** Items listed in a dataset **
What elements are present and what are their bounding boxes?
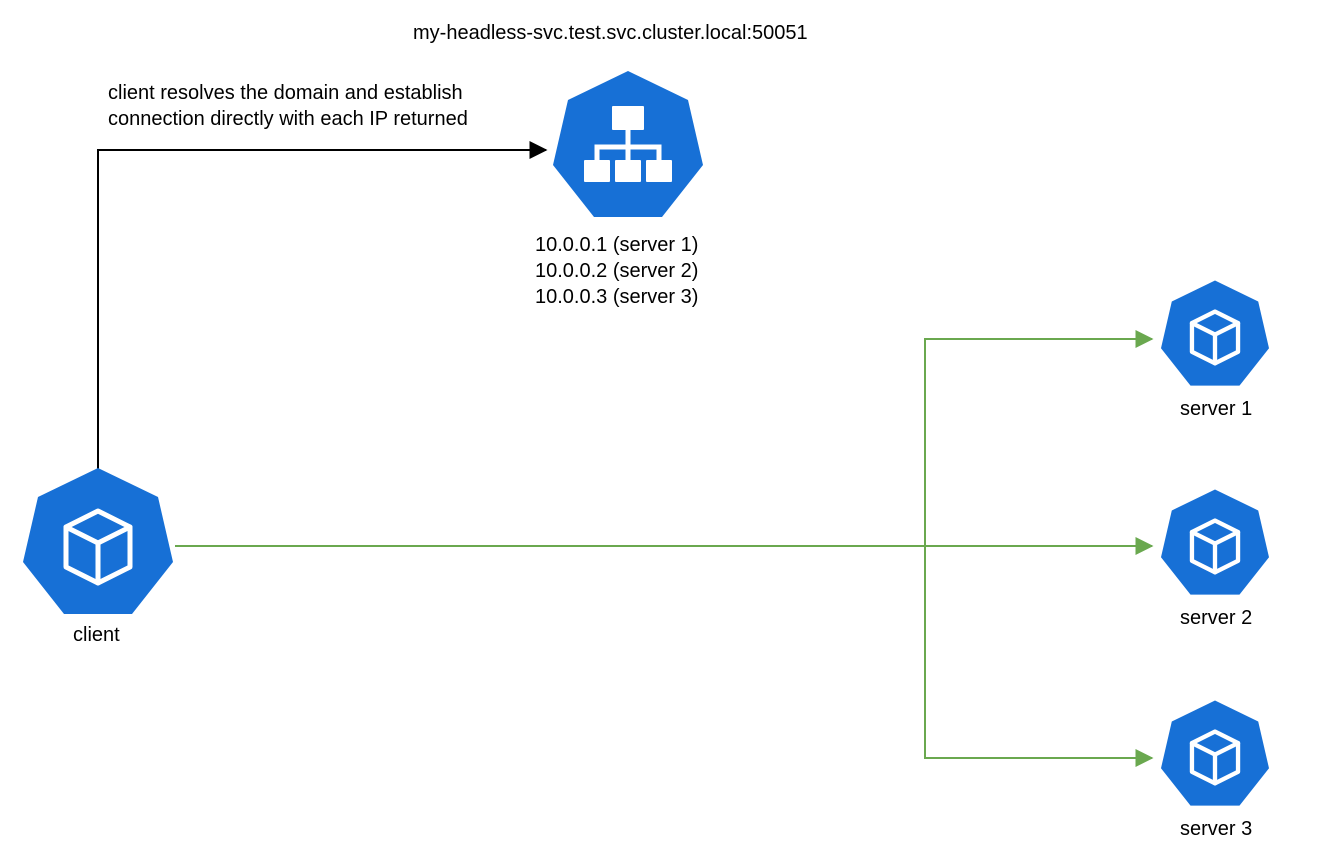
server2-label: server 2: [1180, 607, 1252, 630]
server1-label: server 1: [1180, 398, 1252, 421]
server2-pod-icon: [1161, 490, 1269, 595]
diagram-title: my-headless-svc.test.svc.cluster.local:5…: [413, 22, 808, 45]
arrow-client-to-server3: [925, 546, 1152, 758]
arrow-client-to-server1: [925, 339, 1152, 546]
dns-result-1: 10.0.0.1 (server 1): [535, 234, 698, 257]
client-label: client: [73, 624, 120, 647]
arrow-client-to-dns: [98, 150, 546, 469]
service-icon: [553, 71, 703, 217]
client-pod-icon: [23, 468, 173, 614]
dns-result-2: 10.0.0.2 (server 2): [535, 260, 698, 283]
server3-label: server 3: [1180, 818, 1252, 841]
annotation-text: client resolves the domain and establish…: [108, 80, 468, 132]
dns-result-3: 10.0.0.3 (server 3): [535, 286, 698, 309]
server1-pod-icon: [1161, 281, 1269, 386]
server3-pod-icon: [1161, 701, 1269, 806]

--

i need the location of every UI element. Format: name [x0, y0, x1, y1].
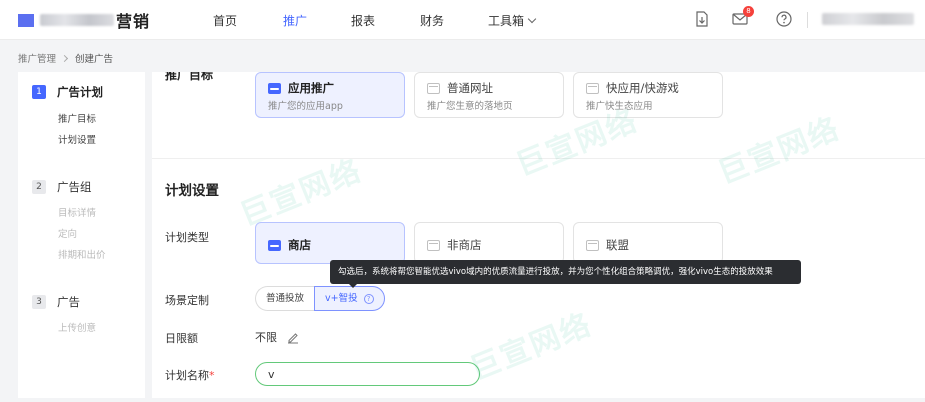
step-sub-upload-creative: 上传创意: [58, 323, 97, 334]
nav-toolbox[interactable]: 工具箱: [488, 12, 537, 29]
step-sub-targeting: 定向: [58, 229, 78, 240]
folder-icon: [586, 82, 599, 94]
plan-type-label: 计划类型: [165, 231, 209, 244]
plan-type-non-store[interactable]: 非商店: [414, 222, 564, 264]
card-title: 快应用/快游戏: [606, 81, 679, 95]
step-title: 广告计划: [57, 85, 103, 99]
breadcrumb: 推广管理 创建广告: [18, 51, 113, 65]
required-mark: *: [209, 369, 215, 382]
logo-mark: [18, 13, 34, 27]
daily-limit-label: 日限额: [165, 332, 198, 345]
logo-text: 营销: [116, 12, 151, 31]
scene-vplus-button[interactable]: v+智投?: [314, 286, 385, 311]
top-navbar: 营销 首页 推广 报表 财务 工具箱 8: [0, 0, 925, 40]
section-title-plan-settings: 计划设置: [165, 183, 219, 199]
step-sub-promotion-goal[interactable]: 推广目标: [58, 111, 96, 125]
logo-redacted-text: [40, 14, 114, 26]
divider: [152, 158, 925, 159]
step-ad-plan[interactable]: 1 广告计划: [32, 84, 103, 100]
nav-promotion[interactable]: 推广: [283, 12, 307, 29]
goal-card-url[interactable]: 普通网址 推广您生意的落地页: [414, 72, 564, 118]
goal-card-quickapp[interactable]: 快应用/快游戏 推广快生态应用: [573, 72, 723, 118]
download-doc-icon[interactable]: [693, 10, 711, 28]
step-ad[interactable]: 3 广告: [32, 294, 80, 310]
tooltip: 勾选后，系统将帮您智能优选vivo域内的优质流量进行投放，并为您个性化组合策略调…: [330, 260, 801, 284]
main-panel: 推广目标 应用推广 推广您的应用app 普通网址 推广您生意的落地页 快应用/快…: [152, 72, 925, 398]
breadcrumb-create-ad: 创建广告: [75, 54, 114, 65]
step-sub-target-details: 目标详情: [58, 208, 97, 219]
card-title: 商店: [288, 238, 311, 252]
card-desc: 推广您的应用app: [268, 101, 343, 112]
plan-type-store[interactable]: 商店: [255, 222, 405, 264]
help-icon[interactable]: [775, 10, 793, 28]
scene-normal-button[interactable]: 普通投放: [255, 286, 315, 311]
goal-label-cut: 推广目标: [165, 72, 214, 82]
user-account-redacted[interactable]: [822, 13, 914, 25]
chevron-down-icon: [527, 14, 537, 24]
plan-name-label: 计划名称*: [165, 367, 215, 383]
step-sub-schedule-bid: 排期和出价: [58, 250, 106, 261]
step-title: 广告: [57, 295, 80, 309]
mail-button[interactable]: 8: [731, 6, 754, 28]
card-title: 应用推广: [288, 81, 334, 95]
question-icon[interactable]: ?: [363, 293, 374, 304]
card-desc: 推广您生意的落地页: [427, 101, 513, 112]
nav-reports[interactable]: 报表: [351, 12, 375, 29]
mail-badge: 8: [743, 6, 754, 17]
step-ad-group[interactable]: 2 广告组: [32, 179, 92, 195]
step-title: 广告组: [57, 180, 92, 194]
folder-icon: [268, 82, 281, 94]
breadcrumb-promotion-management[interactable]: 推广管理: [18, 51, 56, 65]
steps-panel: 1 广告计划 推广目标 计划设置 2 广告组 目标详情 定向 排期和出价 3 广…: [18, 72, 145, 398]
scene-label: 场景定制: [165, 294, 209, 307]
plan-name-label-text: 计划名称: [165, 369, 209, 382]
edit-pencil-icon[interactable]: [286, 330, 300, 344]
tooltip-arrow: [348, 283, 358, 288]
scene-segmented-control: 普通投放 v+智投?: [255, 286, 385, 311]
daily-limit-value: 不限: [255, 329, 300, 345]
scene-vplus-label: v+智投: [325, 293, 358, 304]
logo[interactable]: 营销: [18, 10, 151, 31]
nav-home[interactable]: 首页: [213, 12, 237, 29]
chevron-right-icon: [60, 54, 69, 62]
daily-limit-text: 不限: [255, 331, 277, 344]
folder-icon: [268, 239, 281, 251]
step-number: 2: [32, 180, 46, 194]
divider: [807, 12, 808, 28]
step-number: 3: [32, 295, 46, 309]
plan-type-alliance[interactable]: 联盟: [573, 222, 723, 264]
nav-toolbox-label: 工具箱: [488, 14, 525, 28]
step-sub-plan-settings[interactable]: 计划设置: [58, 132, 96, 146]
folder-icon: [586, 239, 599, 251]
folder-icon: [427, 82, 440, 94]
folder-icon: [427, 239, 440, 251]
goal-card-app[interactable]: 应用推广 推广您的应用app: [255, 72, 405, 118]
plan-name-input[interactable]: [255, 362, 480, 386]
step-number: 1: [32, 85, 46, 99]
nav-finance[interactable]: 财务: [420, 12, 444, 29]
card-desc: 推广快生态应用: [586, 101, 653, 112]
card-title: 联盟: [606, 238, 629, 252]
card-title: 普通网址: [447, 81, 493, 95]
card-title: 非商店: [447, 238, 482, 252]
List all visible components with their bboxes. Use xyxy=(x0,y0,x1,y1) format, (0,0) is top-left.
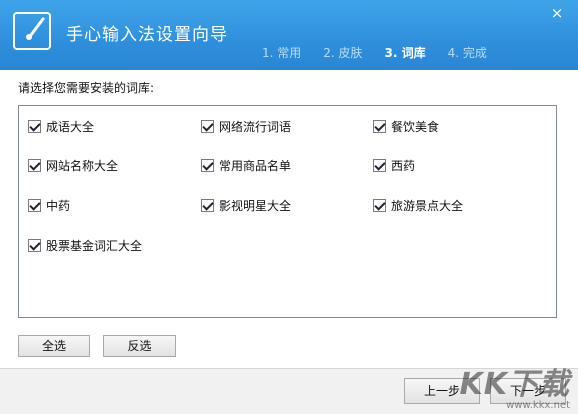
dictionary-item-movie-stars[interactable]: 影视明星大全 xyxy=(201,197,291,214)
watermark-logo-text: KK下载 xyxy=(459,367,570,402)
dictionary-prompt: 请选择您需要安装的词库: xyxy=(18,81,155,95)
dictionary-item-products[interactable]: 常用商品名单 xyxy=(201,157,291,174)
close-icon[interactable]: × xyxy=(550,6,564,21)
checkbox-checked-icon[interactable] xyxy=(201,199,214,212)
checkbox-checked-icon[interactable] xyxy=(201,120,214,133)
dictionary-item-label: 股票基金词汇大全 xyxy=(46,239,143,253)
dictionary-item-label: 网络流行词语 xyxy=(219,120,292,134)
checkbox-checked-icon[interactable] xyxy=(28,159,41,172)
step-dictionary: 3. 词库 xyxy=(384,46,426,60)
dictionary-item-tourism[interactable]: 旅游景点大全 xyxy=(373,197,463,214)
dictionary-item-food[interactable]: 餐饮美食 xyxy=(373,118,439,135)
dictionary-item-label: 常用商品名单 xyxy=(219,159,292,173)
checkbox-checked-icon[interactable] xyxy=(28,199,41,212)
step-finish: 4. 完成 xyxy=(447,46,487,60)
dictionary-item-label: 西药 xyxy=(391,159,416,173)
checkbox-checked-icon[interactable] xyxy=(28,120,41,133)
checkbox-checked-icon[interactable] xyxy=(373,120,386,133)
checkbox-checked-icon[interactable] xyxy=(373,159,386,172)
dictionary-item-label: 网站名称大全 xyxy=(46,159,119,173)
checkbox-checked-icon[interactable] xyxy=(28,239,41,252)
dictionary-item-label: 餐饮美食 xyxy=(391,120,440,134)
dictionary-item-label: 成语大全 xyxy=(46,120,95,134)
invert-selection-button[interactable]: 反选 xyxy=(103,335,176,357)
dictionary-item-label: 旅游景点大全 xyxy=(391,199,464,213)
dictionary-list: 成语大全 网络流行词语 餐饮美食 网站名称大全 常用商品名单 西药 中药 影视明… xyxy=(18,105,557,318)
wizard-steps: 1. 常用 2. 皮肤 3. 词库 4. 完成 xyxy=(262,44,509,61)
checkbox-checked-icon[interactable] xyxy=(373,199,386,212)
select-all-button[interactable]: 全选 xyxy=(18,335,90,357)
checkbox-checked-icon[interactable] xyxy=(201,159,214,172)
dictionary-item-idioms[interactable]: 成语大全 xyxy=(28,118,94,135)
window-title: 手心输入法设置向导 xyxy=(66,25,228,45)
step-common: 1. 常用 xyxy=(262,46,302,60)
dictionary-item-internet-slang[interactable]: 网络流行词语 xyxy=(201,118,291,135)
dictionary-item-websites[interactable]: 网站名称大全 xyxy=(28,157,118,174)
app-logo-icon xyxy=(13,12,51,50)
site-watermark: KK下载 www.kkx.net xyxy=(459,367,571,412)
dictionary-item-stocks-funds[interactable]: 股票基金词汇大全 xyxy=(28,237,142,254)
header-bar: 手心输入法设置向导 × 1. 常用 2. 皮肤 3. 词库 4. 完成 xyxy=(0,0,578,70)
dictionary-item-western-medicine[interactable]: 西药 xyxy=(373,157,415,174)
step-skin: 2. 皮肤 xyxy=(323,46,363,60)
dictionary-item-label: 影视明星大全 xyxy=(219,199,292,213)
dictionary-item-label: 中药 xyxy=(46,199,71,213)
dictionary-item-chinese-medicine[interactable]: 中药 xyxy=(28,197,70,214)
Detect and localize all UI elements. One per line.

...

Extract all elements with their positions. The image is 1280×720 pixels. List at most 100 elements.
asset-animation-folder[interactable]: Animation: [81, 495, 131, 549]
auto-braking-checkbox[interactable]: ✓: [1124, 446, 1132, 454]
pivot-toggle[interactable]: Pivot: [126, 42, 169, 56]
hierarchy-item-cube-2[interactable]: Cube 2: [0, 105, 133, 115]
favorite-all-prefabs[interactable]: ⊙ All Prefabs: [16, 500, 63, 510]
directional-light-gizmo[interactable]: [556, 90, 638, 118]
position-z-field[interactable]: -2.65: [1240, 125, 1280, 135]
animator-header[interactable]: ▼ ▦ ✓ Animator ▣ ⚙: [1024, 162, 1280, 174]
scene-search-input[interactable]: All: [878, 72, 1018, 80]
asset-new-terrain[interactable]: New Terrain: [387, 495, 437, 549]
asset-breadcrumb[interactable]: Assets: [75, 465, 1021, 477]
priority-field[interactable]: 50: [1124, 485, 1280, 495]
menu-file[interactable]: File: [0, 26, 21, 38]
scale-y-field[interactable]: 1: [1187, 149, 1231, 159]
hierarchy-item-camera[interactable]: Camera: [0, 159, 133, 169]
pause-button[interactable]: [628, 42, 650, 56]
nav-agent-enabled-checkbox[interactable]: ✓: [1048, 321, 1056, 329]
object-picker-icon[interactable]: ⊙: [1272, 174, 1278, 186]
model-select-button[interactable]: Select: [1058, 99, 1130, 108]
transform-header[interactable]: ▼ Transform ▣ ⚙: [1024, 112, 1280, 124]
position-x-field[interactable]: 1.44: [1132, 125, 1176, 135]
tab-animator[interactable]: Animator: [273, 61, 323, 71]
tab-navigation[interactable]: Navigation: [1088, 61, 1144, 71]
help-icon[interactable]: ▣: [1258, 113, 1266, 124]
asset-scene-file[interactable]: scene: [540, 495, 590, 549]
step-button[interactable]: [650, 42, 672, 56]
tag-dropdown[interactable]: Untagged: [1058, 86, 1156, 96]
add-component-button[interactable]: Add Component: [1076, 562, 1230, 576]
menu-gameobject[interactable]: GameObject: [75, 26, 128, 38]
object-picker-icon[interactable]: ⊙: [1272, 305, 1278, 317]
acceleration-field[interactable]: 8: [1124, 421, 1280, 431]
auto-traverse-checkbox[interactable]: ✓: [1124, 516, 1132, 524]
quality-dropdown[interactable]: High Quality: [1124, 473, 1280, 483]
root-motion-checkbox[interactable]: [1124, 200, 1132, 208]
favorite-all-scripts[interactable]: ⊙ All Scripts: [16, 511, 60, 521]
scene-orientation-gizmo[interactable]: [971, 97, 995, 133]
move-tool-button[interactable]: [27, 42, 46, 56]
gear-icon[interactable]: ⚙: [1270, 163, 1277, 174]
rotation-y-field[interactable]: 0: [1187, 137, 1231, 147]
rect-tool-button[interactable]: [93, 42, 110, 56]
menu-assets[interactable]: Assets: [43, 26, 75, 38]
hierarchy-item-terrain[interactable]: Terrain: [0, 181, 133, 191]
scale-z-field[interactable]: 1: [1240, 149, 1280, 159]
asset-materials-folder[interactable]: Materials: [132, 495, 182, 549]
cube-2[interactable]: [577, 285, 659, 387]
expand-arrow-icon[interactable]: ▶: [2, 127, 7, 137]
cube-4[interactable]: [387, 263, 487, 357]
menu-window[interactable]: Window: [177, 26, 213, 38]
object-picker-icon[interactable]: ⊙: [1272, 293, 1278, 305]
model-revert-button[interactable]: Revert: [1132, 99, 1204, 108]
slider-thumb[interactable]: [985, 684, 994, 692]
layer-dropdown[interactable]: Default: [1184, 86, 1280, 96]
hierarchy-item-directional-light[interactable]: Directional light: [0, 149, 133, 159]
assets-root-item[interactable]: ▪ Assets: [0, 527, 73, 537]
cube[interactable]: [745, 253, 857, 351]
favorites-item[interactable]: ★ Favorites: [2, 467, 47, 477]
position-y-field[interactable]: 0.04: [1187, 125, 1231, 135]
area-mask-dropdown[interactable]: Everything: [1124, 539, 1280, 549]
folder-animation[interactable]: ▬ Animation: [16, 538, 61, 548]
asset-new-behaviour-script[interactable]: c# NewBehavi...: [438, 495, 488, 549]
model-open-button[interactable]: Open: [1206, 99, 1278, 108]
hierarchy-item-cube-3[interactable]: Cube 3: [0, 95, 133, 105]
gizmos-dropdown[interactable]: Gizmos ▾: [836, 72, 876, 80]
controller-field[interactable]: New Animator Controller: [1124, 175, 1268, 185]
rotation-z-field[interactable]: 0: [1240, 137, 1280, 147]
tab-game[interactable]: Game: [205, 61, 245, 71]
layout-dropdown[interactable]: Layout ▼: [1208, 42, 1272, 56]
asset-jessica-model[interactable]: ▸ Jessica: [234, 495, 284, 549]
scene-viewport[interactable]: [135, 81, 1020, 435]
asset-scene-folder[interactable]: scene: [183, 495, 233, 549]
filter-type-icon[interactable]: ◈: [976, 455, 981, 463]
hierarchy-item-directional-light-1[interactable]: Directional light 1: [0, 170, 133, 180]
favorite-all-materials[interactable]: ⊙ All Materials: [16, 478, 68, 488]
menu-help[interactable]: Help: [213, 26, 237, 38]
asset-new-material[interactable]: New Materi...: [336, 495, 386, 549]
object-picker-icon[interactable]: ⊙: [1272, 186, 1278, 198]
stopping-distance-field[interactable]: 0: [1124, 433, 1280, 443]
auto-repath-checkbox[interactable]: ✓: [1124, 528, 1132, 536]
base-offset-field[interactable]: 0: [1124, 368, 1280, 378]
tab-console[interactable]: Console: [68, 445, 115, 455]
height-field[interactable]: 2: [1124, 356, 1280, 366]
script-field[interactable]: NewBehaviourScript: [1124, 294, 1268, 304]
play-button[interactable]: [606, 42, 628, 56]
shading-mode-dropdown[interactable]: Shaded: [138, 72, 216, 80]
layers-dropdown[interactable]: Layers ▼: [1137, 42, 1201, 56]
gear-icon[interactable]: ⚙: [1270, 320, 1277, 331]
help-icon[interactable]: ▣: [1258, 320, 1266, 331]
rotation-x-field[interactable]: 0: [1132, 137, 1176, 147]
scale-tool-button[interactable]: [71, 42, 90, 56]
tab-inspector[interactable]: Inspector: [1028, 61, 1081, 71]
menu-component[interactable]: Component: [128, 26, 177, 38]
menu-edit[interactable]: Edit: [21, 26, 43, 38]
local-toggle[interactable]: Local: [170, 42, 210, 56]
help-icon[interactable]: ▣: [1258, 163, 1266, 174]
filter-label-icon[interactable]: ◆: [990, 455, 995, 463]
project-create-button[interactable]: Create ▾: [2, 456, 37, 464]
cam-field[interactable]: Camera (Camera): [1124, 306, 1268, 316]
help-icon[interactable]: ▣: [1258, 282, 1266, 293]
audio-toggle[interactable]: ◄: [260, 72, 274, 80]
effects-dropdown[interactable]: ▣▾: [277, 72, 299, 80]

** Given task **
Output the lines from the one containing "step-sub-upload-creative: 上传创意: [58, 323, 97, 334]" through the one containing "breadcrumb: 推广管理 创建广告: [18, 51, 113, 65]", inclusive, as a numbered list with blank lines omitted.

** In response **
1. step-sub-upload-creative: 上传创意: [58, 323, 97, 334]
2. nav-toolbox[interactable]: 工具箱: [488, 12, 537, 29]
3. step-sub-targeting: 定向: [58, 229, 78, 240]
4. folder-icon: [586, 82, 599, 94]
5. plan-type-label: 计划类型: [165, 231, 209, 244]
6. plan-type-non-store[interactable]: 非商店: [414, 222, 564, 264]
7. card-title: 快应用/快游戏: [606, 81, 679, 95]
8. step-title: 广告计划: [57, 85, 103, 99]
9. breadcrumb: 推广管理 创建广告: [18, 51, 113, 65]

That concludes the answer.